TASK DESCRIPTION
Leave out the pictures; transcribe all else exactly.

DATA EXCERPTS
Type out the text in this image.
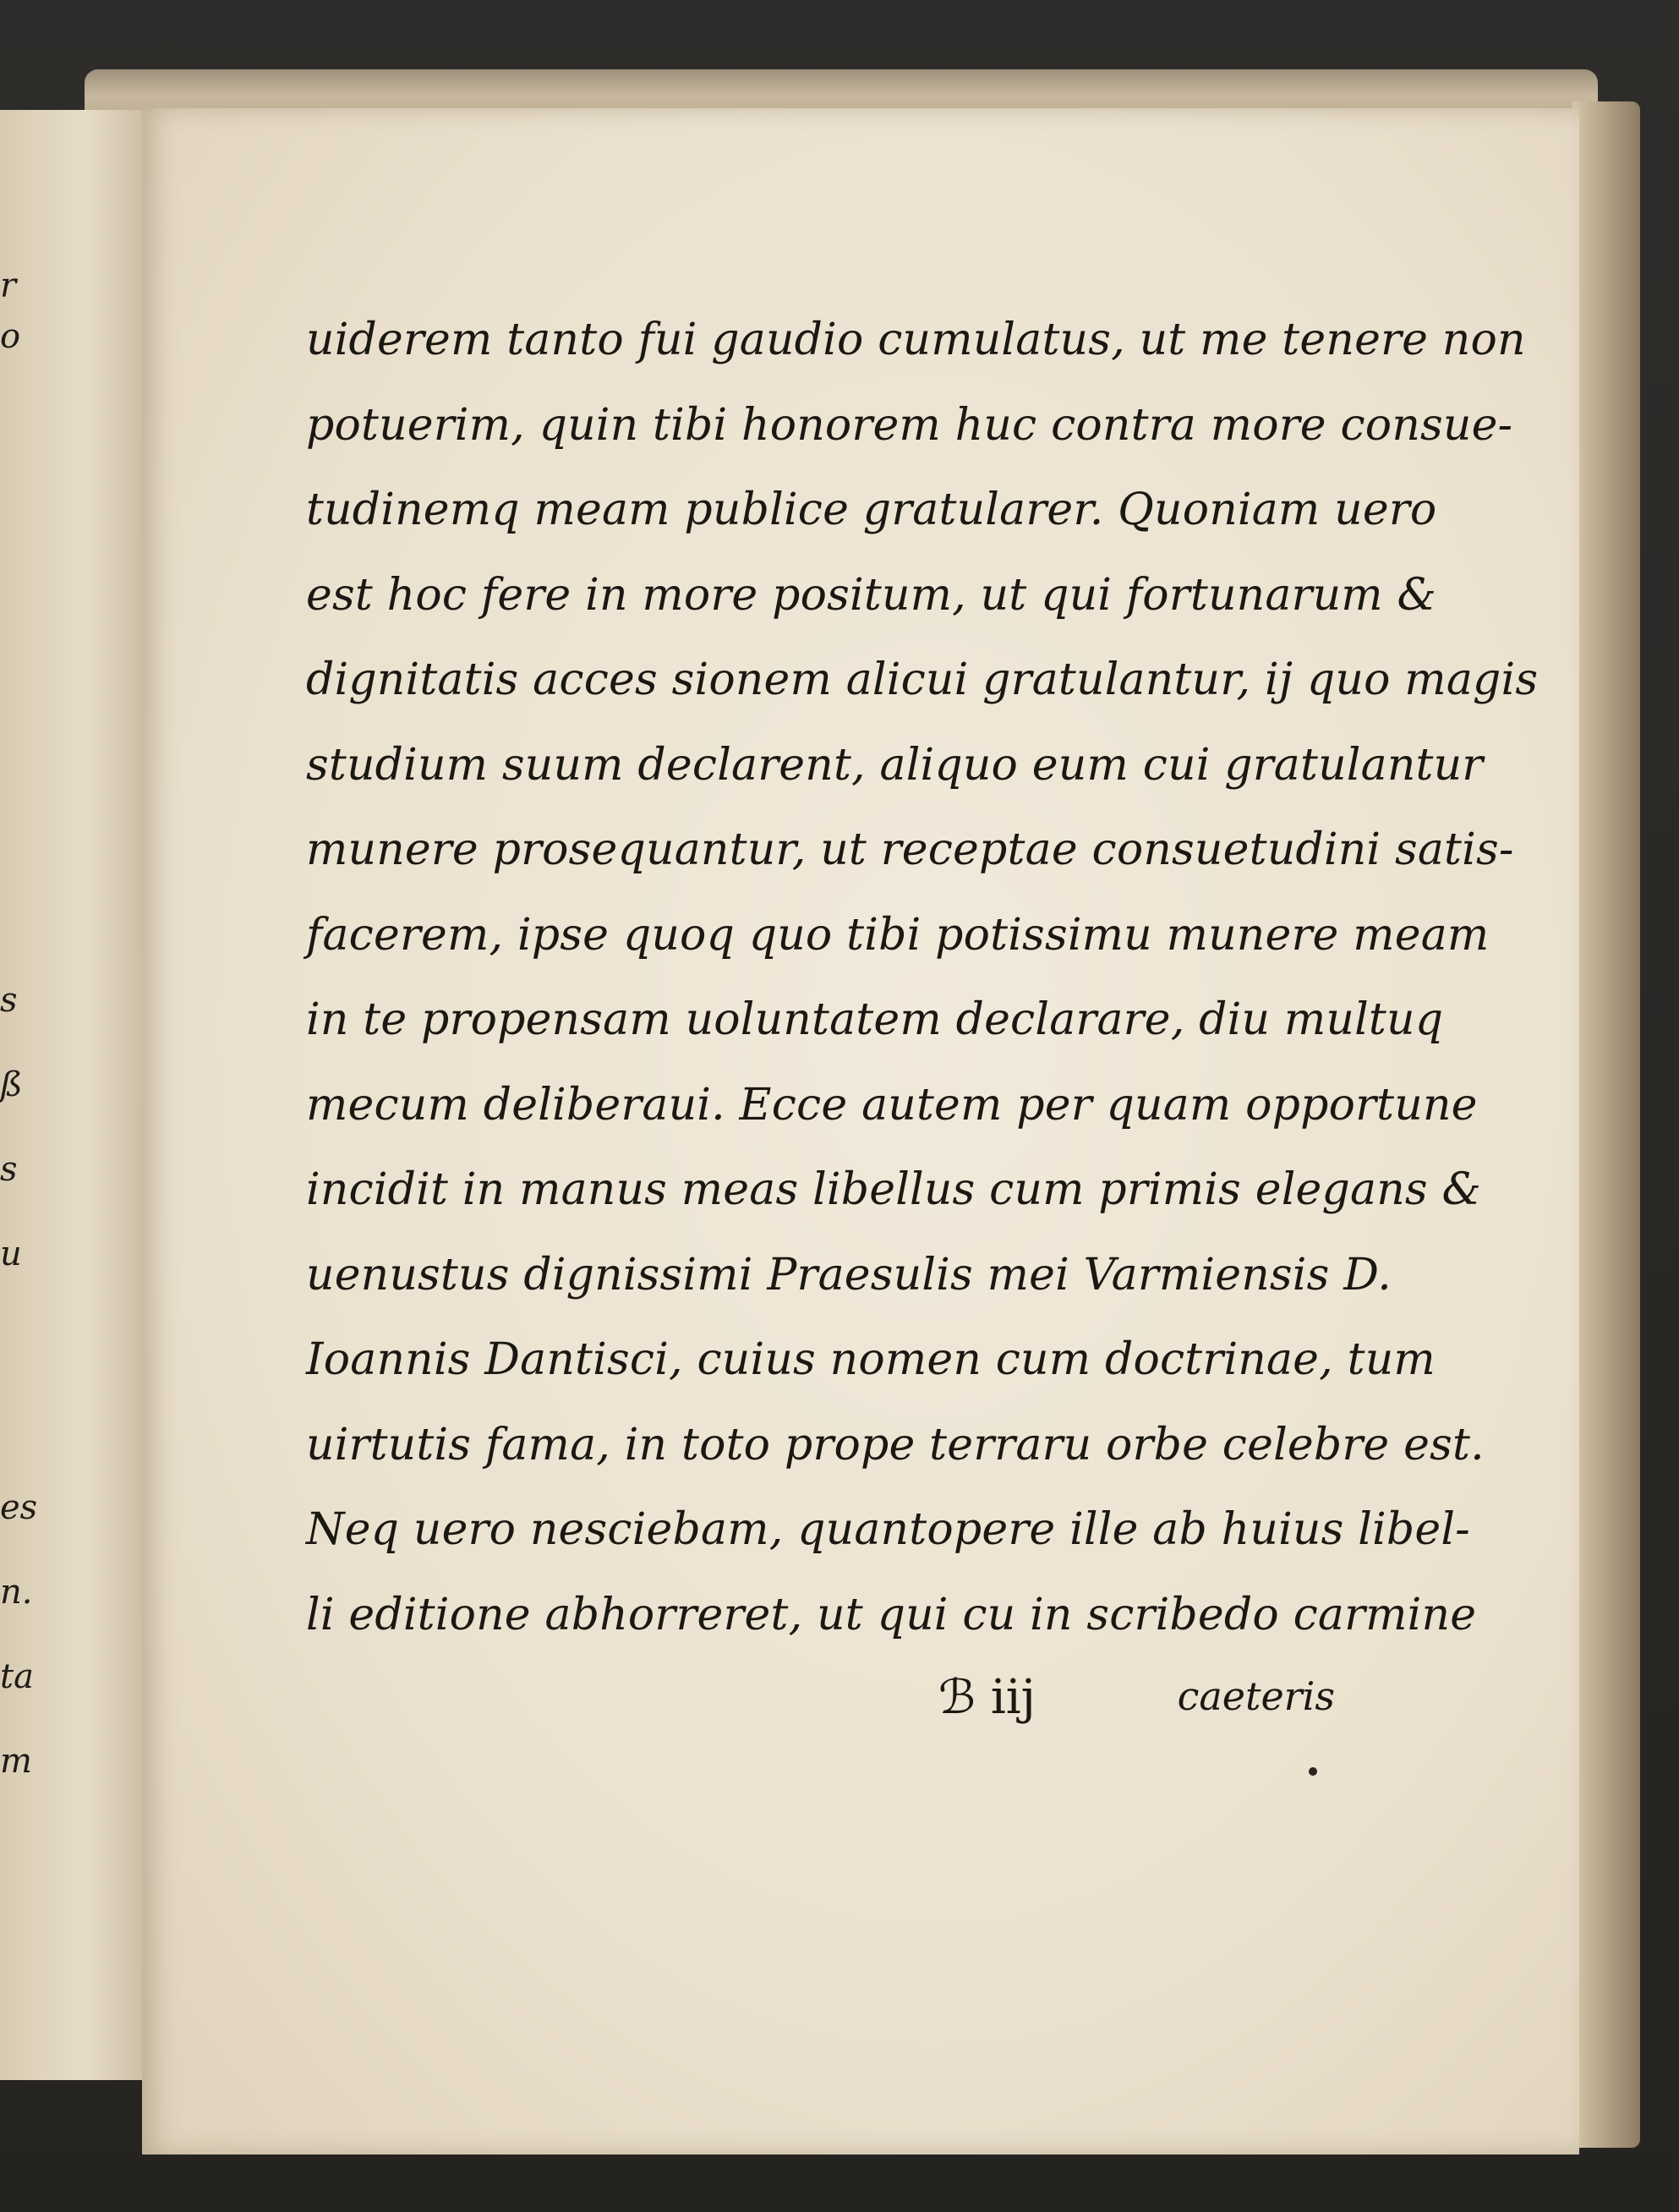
r
o
s
ß
s
u
es
n.
ta
m
uiderem tanto fui gaudio cumulatus, ut me tenere non
potuerim, quin tibi honorem huc contra more consue-
tudinemq meam publice gratularer. Quoniam uero
est hoc fere in more positum, ut qui fortunarum &
dignitatis acces sionem alicui gratulantur, ij quo magis
studium suum declarent, aliquo eum cui gratulantur
munere prosequantur, ut receptae consuetudini satis-
facerem, ipse quoq quo tibi potissimu munere meam
in te propensam uoluntatem declarare, diu multuq
mecum deliberaui. Ecce autem per quam opportune
incidit in manus meas libellus cum primis elegans &
uenustus dignissimi Praesulis mei Varmiensis D.
Ioannis Dantisci, cuius nomen cum doctrinae, tum
uirtutis fama, in toto prope terraru orbe celebre est.
Neq uero nesciebam, quantopere ille ab huius libel-
li editione abhorreret, ut qui cu in scribedo carmine
ℬ iij	caeteris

WRITTEN ANSWER
Type out the text in this image.
r
o
s
ß
s
u
es
n.
ta
m
uiderem tanto fui gaudio cumulatus, ut me tenere non
potuerim, quin tibi honorem huc contra more consue-
tudinemq meam publice gratularer. Quoniam uero
est hoc fere in more positum, ut qui fortunarum &
dignitatis acces sionem alicui gratulantur, ij quo magis
studium suum declarent, aliquo eum cui gratulantur
munere prosequantur, ut receptae consuetudini satis-
facerem, ipse quoq quo tibi potissimu munere meam
in te propensam uoluntatem declarare, diu multuq
mecum deliberaui. Ecce autem per quam opportune
incidit in manus meas libellus cum primis elegans &
uenustus dignissimi Praesulis mei Varmiensis D.
Ioannis Dantisci, cuius nomen cum doctrinae, tum
uirtutis fama, in toto prope terraru orbe celebre est.
Neq uero nesciebam, quantopere ille ab huius libel-
li editione abhorreret, ut qui cu in scribedo carmine
ℬ iij	caeteris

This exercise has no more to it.